- DOCUMENT EXCERPT:
◆ ◆ ◆ ◆ ◆

2019-10-12  本文已影响0人  此之木

So far we only write the RESTful routes to send request and redirect to the related page, but we haven’t do anything about authentication.

If we can sign up, login, and log out, it will make our app more meaningful. Therefore, the course shows us how to create a secret page app, which will allow us to sign up, login to a secret page, and logout.

Since it requires so many pieces, I will divided this project into three parts: set up & create user model, sign up, and login/logout. In this post, I am going to show all the set up process.

Set Up

Step One: Install packages

The first thing we are going to do to create a folder “Auth”, and inside of “Auth”, we need to create another folder “AuthDemo”. Then we cd (change directory) to “AuthDemo”.

Now we can set up the actual application structure by installing a few packages: passport, passport-local, passport-local-mongoose, mongoose, express, ejs, body-parser, and express-session.

Step Two: Require all the packages

After installation is done, we need to create “app.js” file inside of the “AuthDemo” folder. And in the file, we need to require all the packages, connect to the mongodb, and set up some basic configuration.

Step Three: Add first two routes: home and secret page

We will write our first Get route “/” which will render to the home page. At the same time, we need to create a new folder “views”, and inside “views”, we add “home.ejs” file. We can write a simple h1 text “Homepage” in the file.

We also need to write another route to render to the “secret” page. And we also need to create a “secret.ejs” file inside of “views”. In this file, I write some secret words.

Create User Model

Step One: Define user schema

We need to create another folder “models” inside “AuthDemo”. Inside the “models”, we touch “user.js” file.

◆ ◆ ◆ ◆ ◆

- PROBLEM TO SOLVE:
Reproduce the entire post on setting up an authentication app word for word. The material after this text is separate and unrelated to it.

- GIVEN INFORMATION:
◆ ◆ ◆ ◆ ◆

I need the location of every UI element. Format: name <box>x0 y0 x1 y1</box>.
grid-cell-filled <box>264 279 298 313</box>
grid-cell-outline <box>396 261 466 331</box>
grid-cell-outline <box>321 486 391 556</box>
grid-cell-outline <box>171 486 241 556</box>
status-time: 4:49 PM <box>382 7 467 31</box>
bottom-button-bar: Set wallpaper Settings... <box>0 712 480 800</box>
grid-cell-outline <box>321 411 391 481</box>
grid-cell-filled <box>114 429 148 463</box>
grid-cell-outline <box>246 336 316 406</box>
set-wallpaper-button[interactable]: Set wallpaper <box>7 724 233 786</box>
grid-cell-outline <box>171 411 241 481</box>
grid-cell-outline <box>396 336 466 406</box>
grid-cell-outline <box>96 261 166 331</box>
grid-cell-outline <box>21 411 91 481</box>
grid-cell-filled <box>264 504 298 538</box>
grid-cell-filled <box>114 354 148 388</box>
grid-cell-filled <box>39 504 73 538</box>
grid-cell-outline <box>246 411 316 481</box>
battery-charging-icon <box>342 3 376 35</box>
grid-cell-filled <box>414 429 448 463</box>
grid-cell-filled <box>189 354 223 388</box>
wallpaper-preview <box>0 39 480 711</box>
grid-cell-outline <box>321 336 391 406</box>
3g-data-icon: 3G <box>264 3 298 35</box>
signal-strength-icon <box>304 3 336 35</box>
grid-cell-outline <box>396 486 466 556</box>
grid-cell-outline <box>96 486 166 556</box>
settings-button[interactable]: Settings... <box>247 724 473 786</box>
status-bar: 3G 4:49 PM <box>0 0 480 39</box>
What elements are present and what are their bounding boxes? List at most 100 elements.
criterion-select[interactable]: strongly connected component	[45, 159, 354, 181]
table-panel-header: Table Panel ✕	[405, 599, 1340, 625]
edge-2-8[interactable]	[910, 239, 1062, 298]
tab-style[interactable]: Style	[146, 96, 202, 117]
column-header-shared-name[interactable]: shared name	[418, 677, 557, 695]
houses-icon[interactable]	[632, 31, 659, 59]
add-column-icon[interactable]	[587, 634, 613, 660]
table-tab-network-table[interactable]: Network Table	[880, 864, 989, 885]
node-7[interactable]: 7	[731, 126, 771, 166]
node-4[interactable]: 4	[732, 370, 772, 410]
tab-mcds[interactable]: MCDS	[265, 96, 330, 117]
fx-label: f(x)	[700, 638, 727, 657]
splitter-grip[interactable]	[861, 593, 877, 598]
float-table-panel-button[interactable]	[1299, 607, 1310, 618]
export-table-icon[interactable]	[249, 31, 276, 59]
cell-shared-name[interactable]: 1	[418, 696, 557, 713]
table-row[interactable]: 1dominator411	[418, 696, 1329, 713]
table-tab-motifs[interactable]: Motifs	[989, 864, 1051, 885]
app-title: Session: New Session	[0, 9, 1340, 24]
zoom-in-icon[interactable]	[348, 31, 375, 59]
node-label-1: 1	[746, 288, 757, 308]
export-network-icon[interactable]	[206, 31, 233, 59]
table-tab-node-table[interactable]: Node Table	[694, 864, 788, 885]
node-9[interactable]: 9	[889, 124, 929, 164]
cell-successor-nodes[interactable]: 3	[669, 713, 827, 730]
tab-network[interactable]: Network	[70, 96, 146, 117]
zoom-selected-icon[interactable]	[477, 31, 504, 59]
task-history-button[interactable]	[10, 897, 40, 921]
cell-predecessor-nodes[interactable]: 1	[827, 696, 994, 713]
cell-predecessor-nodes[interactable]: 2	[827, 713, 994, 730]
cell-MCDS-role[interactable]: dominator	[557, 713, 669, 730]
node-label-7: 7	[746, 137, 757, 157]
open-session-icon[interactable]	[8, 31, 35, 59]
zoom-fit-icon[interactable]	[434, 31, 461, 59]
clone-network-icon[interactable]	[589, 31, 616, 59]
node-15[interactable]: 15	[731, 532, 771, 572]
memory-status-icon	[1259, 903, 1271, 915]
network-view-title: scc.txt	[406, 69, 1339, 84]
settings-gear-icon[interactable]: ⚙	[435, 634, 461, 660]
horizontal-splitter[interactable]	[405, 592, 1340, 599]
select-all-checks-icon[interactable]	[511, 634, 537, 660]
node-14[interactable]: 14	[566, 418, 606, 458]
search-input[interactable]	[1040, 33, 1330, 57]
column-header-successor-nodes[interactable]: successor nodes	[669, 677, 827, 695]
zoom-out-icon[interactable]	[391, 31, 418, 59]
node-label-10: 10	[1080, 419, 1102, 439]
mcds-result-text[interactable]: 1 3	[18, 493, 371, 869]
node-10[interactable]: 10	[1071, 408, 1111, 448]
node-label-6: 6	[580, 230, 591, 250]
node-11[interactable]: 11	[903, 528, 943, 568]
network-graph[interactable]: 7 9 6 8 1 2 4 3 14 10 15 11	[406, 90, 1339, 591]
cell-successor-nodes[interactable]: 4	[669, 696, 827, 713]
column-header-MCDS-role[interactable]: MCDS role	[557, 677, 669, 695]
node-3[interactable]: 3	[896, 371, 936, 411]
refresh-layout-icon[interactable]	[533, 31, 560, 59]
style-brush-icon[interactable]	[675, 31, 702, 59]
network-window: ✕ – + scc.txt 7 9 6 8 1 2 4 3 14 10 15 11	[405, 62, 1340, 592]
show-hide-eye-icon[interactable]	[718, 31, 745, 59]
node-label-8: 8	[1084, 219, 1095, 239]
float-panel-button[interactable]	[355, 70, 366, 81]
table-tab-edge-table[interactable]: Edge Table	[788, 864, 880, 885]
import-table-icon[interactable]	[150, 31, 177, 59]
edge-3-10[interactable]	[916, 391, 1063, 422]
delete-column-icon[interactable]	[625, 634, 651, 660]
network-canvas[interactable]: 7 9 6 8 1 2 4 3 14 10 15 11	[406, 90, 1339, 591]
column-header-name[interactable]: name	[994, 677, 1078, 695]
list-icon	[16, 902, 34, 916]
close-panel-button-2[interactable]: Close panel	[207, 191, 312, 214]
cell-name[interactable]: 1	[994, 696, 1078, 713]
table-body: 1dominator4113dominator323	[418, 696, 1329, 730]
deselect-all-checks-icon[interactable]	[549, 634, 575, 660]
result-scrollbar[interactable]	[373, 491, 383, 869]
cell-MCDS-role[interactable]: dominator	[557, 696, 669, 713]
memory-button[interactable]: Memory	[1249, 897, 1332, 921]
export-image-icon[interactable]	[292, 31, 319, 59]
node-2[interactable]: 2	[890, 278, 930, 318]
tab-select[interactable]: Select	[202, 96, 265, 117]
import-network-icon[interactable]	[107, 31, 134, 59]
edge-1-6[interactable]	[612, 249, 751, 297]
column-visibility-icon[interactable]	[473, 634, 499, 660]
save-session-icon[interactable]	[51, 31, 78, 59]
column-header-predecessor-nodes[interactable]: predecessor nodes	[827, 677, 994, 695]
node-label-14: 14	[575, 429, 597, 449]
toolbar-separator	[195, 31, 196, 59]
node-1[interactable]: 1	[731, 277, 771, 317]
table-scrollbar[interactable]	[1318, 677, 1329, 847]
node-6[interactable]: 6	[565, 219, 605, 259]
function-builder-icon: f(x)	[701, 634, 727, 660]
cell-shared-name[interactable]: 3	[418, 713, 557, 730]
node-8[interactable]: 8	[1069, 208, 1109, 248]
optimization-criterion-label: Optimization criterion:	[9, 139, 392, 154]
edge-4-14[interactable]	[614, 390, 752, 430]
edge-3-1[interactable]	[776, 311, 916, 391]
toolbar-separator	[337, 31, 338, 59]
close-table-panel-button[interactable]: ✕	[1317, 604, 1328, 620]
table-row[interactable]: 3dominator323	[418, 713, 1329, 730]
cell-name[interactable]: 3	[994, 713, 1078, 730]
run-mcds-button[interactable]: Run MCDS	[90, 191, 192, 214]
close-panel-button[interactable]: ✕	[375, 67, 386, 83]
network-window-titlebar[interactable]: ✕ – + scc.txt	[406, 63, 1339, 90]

◆ ◆ ◆ ◆ ◆

- YOUR SOLUTION:
2019-10-12  本文已影响0人  此之木

So far we only write the RESTful routes to send request and redirect to the related page, but we haven’t do anything about authentication.

If we can sign up, login, and log out, it will make our app more meaningful. Therefore, the course shows us how to create a secret page app, which will allow us to sign up, login to a secret page, and logout.

Since it requires so many pieces, I will divided this project into three parts: set up & create user model, sign up, and login/logout. In this post, I am going to show all the set up process.

Set Up

Step One: Install packages

The first thing we are going to do to create a folder “Auth”, and inside of “Auth”, we need to create another folder “AuthDemo”. Then we cd (change directory) to “AuthDemo”.

Now we can set up the actual application structure by installing a few packages: passport, passport-local, passport-local-mongoose, mongoose, express, ejs, body-parser, and express-session.

Step Two: Require all the packages

After installation is done, we need to create “app.js” file inside of the “AuthDemo” folder. And in the file, we need to require all the packages, connect to the mongodb, and set up some basic configuration.

Step Three: Add first two routes: home and secret page

We will write our first Get route “/” which will render to the home page. At the same time, we need to create a new folder “views”, and inside “views”, we add “home.ejs” file. We can write a simple h1 text “Homepage” in the file.

We also need to write another route to render to the “secret” page. And we also need to create a “secret.ejs” file inside of “views”. In this file, I write some secret words.

Create User Model

Step One: Define user schema

We need to create another folder “models” inside “AuthDemo”. Inside the “models”, we touch “user.js” file.